▶ _Given exercise_
Below are the records; collect from them each line containing the string "xlabel".

▶ _Data provided_
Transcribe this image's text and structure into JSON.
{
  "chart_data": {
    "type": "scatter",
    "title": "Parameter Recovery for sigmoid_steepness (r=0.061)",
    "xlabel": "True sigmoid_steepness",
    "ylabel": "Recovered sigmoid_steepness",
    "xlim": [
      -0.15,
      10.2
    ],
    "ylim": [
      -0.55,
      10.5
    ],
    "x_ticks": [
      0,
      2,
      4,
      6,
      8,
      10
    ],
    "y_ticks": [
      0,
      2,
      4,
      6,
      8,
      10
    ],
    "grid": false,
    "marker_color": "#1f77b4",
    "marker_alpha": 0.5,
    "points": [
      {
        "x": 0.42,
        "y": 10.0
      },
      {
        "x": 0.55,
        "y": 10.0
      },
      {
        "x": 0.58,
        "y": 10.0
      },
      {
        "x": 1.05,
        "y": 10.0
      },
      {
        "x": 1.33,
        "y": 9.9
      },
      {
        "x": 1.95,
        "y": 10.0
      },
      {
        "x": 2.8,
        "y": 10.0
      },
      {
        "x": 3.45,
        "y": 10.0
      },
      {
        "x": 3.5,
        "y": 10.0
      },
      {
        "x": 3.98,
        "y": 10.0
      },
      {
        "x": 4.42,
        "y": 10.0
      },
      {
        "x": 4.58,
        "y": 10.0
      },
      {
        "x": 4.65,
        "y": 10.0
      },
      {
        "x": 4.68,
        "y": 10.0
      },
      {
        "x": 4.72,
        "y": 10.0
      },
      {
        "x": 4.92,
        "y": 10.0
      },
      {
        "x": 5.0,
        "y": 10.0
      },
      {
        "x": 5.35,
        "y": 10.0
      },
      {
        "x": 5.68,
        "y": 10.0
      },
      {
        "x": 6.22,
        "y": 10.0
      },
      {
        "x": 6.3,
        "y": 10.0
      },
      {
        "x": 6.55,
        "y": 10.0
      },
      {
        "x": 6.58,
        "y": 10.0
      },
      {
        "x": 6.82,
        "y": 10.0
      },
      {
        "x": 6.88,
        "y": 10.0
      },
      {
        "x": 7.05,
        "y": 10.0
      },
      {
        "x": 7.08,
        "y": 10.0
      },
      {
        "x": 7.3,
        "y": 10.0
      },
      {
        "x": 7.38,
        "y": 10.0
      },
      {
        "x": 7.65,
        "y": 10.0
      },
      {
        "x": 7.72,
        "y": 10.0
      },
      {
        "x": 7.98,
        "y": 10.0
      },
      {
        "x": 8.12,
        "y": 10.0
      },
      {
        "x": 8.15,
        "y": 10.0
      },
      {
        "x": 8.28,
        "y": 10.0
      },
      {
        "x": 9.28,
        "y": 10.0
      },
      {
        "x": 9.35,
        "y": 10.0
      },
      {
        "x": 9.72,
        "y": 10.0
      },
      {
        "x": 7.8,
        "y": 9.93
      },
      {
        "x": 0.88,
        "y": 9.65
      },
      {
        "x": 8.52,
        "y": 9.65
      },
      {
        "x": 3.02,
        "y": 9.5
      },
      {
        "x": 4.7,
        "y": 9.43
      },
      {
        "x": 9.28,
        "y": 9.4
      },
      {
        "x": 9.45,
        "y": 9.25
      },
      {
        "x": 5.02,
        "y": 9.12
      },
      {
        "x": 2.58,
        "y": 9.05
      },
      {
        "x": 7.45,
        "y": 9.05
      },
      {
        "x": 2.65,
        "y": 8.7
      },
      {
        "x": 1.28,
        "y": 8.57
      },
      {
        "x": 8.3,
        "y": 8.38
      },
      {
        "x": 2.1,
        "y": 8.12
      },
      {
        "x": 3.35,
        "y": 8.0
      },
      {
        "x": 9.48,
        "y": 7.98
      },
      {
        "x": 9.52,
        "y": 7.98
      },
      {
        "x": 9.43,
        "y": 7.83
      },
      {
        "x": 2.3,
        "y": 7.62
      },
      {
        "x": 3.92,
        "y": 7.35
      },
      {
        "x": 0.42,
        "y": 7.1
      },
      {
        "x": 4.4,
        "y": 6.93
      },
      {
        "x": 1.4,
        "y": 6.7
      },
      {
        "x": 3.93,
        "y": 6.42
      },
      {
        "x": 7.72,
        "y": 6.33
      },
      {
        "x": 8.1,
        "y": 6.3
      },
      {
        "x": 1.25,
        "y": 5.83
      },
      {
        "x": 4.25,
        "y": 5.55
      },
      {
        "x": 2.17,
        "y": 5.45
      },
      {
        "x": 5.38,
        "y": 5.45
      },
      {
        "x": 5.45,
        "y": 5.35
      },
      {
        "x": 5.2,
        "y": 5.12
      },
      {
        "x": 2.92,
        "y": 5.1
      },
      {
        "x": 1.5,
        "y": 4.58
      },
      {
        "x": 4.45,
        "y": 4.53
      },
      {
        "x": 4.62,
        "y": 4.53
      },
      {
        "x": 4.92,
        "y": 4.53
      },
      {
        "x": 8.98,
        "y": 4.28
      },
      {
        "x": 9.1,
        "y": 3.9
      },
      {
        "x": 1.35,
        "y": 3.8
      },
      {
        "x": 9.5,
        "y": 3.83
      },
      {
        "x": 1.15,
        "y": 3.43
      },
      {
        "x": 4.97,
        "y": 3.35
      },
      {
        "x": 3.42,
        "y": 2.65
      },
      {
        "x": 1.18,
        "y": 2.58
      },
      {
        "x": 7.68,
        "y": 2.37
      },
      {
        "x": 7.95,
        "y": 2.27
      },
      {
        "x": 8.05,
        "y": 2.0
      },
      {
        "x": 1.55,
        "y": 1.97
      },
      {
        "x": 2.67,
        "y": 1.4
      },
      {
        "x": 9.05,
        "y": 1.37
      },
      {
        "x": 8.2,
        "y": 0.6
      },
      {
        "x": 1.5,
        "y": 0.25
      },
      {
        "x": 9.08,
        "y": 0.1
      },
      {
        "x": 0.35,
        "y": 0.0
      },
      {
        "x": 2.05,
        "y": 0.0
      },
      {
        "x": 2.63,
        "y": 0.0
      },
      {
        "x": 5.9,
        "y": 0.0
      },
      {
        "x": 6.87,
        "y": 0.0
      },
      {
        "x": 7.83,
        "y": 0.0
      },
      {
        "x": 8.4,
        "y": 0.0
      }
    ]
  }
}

* * *

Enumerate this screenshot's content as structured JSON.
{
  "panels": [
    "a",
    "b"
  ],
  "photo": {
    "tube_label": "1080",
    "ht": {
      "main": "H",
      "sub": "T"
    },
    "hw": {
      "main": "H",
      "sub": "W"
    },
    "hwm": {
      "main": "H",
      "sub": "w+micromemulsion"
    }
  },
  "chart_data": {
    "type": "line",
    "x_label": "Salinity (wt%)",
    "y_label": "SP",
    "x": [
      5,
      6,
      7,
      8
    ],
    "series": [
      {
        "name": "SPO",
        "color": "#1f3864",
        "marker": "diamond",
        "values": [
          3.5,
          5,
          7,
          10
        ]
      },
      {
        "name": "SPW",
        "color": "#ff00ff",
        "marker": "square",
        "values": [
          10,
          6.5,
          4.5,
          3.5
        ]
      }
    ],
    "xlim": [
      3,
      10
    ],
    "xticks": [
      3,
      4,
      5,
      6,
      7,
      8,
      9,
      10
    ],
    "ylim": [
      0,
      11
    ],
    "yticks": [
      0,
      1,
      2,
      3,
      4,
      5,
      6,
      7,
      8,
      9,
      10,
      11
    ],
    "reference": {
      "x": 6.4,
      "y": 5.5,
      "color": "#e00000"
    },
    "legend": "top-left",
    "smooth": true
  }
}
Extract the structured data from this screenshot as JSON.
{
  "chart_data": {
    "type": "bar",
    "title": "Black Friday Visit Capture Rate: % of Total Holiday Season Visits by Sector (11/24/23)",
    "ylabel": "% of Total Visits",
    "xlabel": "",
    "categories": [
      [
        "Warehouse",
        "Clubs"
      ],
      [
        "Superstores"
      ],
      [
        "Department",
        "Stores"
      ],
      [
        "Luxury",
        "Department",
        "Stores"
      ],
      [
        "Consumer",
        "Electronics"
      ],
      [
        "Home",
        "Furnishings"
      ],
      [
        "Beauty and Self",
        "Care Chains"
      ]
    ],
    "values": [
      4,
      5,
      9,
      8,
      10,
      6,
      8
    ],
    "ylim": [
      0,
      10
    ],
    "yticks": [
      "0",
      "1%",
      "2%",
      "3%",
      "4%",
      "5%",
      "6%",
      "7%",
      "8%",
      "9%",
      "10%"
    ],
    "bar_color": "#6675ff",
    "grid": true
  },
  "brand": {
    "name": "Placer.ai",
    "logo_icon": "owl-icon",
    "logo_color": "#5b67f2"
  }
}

...

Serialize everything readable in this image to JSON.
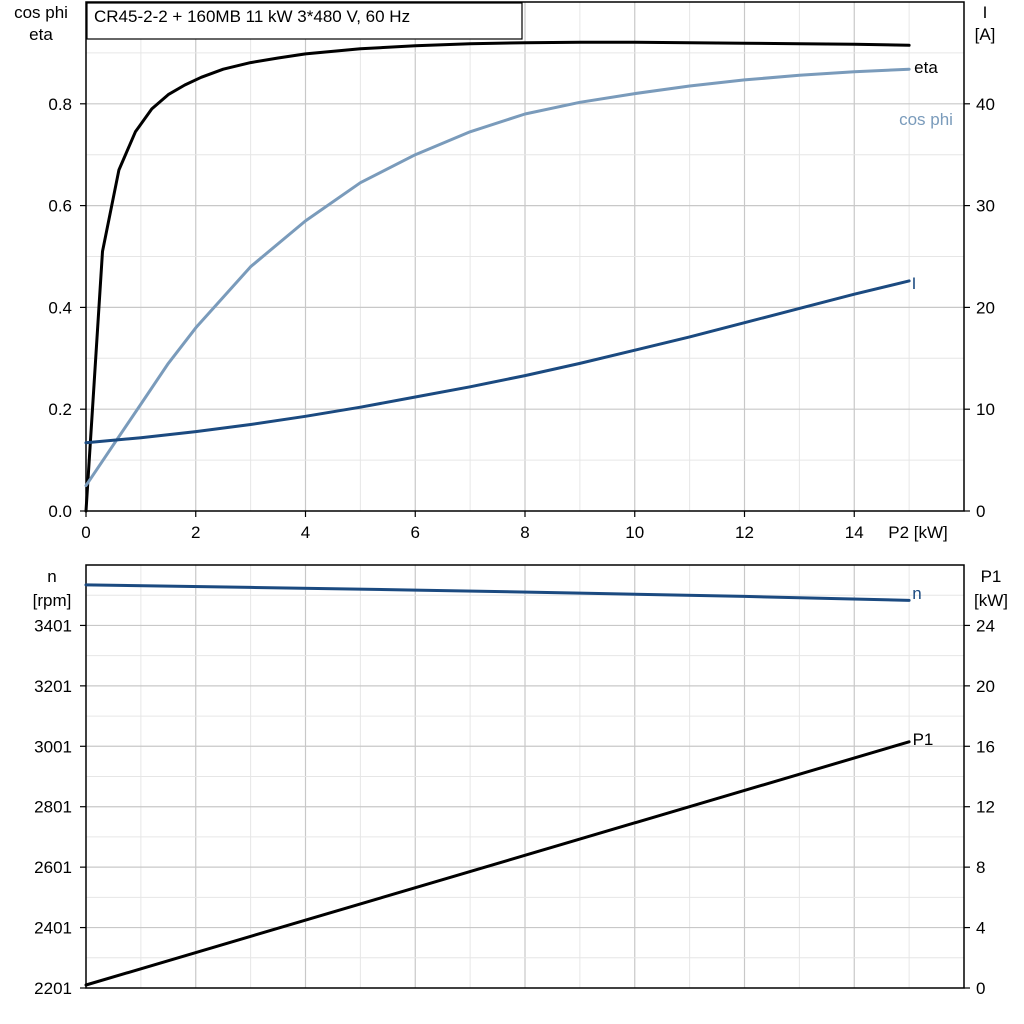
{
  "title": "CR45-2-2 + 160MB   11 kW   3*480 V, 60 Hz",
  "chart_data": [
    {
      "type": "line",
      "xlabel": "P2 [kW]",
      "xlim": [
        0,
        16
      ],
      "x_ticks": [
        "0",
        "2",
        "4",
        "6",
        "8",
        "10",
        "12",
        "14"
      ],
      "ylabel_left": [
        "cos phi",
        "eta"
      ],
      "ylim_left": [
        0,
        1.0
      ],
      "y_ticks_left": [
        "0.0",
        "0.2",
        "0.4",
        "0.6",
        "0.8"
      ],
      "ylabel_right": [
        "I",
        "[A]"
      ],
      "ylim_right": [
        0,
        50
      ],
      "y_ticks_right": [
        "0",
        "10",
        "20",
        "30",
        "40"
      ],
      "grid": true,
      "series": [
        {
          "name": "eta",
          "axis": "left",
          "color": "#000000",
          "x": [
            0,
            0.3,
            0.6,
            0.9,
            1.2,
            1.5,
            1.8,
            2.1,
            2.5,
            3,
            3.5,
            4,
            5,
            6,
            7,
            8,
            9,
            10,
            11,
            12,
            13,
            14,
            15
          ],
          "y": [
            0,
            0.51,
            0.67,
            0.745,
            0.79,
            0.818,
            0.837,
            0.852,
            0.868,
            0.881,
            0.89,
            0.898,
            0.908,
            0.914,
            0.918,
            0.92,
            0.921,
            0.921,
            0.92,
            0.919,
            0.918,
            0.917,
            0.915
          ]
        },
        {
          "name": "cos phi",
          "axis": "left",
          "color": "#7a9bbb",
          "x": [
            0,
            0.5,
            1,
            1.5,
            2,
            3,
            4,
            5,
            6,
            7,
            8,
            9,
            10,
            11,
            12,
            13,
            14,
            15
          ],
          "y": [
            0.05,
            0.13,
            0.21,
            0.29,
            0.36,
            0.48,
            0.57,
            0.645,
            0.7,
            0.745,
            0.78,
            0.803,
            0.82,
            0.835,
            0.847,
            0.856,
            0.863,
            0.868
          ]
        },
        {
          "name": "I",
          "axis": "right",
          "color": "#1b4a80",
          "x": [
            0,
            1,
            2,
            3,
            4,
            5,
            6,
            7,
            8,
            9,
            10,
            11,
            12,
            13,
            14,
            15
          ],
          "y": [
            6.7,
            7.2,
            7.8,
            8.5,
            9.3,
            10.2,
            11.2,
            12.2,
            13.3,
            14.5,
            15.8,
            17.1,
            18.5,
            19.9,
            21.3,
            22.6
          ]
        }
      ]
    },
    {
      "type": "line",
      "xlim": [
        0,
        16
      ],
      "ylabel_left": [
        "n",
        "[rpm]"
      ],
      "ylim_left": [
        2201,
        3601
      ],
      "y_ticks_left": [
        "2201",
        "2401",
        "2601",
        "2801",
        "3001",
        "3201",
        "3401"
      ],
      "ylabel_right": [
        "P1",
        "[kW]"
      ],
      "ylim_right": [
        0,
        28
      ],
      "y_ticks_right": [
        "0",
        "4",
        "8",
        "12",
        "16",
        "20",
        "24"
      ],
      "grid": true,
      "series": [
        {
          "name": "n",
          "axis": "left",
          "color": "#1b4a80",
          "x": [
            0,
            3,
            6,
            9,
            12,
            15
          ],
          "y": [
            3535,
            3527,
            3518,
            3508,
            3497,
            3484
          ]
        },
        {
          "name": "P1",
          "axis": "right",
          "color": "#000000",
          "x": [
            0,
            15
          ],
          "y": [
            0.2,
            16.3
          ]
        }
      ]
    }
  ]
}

▶ _Output for this exercise_
    "xlabel": "True sigmoid_steepness",
    "xlabel": "",
      "xlabel": "P2 [kW]",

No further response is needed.